• [Data for this exercise]
— Start —

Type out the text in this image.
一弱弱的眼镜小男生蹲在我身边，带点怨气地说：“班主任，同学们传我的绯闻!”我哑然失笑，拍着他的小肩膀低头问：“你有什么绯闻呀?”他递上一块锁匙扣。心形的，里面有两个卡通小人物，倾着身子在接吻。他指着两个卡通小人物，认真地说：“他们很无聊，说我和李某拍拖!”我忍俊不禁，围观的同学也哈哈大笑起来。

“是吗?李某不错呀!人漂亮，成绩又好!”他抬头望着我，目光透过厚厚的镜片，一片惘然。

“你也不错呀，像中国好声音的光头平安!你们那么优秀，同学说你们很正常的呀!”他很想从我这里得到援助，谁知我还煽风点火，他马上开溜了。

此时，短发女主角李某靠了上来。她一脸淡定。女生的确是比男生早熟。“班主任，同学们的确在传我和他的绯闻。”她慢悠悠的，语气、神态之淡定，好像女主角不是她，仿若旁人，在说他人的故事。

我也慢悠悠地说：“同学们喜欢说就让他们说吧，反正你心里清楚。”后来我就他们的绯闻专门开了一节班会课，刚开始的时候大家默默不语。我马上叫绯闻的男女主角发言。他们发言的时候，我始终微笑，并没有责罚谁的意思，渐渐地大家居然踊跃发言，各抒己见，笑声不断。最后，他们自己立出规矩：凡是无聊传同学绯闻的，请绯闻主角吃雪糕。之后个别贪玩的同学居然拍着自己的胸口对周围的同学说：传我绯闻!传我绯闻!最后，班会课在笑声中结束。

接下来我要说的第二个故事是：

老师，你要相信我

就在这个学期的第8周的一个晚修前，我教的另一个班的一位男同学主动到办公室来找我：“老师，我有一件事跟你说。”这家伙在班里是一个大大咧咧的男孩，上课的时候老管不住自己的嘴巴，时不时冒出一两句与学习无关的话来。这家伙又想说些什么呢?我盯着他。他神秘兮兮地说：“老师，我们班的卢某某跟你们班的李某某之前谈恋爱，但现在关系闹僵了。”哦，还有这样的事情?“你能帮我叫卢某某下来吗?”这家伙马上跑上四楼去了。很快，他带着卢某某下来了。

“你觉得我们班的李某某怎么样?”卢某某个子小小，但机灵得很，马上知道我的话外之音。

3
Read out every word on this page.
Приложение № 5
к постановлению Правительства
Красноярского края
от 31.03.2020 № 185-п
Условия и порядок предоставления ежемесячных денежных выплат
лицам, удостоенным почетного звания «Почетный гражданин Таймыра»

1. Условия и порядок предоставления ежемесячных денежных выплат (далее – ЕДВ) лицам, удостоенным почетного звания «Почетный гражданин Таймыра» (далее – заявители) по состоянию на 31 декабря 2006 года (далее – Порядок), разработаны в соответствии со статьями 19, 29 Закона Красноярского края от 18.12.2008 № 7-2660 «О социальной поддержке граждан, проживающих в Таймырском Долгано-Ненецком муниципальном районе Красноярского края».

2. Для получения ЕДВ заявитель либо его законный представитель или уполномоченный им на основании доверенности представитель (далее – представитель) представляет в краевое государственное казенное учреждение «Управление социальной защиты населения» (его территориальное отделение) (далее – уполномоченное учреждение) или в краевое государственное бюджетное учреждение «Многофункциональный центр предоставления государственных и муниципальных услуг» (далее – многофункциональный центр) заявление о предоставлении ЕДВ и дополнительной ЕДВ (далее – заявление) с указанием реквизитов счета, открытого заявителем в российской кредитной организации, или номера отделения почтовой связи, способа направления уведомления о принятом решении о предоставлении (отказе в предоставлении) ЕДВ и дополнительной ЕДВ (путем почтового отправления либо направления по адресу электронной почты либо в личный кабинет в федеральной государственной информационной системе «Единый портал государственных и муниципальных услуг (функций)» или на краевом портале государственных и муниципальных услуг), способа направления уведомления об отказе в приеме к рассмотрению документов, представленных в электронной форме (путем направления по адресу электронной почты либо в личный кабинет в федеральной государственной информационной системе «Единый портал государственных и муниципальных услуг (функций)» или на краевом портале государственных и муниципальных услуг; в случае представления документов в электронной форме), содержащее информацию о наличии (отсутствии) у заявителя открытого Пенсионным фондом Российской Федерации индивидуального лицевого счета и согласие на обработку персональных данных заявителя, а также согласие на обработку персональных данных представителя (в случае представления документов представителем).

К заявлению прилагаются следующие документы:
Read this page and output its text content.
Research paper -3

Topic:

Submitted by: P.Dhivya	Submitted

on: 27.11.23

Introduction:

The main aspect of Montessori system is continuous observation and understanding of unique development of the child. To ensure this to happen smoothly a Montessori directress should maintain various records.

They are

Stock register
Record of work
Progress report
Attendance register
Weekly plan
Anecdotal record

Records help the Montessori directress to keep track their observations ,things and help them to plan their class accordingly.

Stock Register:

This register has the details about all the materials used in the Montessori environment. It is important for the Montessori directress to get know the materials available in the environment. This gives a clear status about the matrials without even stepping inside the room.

— End —

• [Request] Every entry must be quoted exactly as it appears above.

• [Solution to this task]
Type out the text in this image.
一弱弱的眼镜小男生蹲在我身边，带点怨气地说：“班主任，同学们传我的绯闻!”我哑然失笑，拍着他的小肩膀低头问：“你有什么绯闻呀?”他递上一块锁匙扣。心形的，里面有两个卡通小人物，倾着身子在接吻。他指着两个卡通小人物，认真地说：“他们很无聊，说我和李某拍拖!”我忍俊不禁，围观的同学也哈哈大笑起来。

“是吗?李某不错呀!人漂亮，成绩又好!”他抬头望着我，目光透过厚厚的镜片，一片惘然。

“你也不错呀，像中国好声音的光头平安!你们那么优秀，同学说你们很正常的呀!”他很想从我这里得到援助，谁知我还煽风点火，他马上开溜了。

此时，短发女主角李某靠了上来。她一脸淡定。女生的确是比男生早熟。“班主任，同学们的确在传我和他的绯闻。”她慢悠悠的，语气、神态之淡定，好像女主角不是她，仿若旁人，在说他人的故事。

我也慢悠悠地说：“同学们喜欢说就让他们说吧，反正你心里清楚。”后来我就他们的绯闻专门开了一节班会课，刚开始的时候大家默默不语。我马上叫绯闻的男女主角发言。他们发言的时候，我始终微笑，并没有责罚谁的意思，渐渐地大家居然踊跃发言，各抒己见，笑声不断。最后，他们自己立出规矩：凡是无聊传同学绯闻的，请绯闻主角吃雪糕。之后个别贪玩的同学居然拍着自己的胸口对周围的同学说：传我绯闻!传我绯闻!最后，班会课在笑声中结束。

接下来我要说的第二个故事是：

老师，你要相信我

就在这个学期的第8周的一个晚修前，我教的另一个班的一位男同学主动到办公室来找我：“老师，我有一件事跟你说。”这家伙在班里是一个大大咧咧的男孩，上课的时候老管不住自己的嘴巴，时不时冒出一两句与学习无关的话来。这家伙又想说些什么呢?我盯着他。他神秘兮兮地说：“老师，我们班的卢某某跟你们班的李某某之前谈恋爱，但现在关系闹僵了。”哦，还有这样的事情?“你能帮我叫卢某某下来吗?”这家伙马上跑上四楼去了。很快，他带着卢某某下来了。

“你觉得我们班的李某某怎么样?”卢某某个子小小，但机灵得很，马上知道我的话外之音。

3
Read out every word on this page.
Приложение № 5
к постановлению Правительства
Красноярского края
от 31.03.2020 № 185-п
Условия и порядок предоставления ежемесячных денежных выплат
лицам, удостоенным почетного звания «Почетный гражданин Таймыра»

1. Условия и порядок предоставления ежемесячных денежных выплат (далее – ЕДВ) лицам, удостоенным почетного звания «Почетный гражданин Таймыра» (далее – заявители) по состоянию на 31 декабря 2006 года (далее – Порядок), разработаны в соответствии со статьями 19, 29 Закона Красноярского края от 18.12.2008 № 7-2660 «О социальной поддержке граждан, проживающих в Таймырском Долгано-Ненецком муниципальном районе Красноярского края».

2. Для получения ЕДВ заявитель либо его законный представитель или уполномоченный им на основании доверенности представитель (далее – представитель) представляет в краевое государственное казенное учреждение «Управление социальной защиты населения» (его территориальное отделение) (далее – уполномоченное учреждение) или в краевое государственное бюджетное учреждение «Многофункциональный центр предоставления государственных и муниципальных услуг» (далее – многофункциональный центр) заявление о предоставлении ЕДВ и дополнительной ЕДВ (далее – заявление) с указанием реквизитов счета, открытого заявителем в российской кредитной организации, или номера отделения почтовой связи, способа направления уведомления о принятом решении о предоставлении (отказе в предоставлении) ЕДВ и дополнительной ЕДВ (путем почтового отправления либо направления по адресу электронной почты либо в личный кабинет в федеральной государственной информационной системе «Единый портал государственных и муниципальных услуг (функций)» или на краевом портале государственных и муниципальных услуг), способа направления уведомления об отказе в приеме к рассмотрению документов, представленных в электронной форме (путем направления по адресу электронной почты либо в личный кабинет в федеральной государственной информационной системе «Единый портал государственных и муниципальных услуг (функций)» или на краевом портале государственных и муниципальных услуг; в случае представления документов в электронной форме), содержащее информацию о наличии (отсутствии) у заявителя открытого Пенсионным фондом Российской Федерации индивидуального лицевого счета и согласие на обработку персональных данных заявителя, а также согласие на обработку персональных данных представителя (в случае представления документов представителем).

К заявлению прилагаются следующие документы:
Read this page and output its text content.
Research paper -3

Topic:

Submitted by: P.Dhivya	Submitted

on: 27.11.23

Introduction:

The main aspect of Montessori system is continuous observation and understanding of unique development of the child. To ensure this to happen smoothly a Montessori directress should maintain various records.

They are

Stock register
Record of work
Progress report
Attendance register
Weekly plan
Anecdotal record

Records help the Montessori directress to keep track their observations ,things and help them to plan their class accordingly.

Stock Register:

This register has the details about all the materials used in the Montessori environment. It is important for the Montessori directress to get know the materials available in the environment. This gives a clear status about the matrials without even stepping inside the room.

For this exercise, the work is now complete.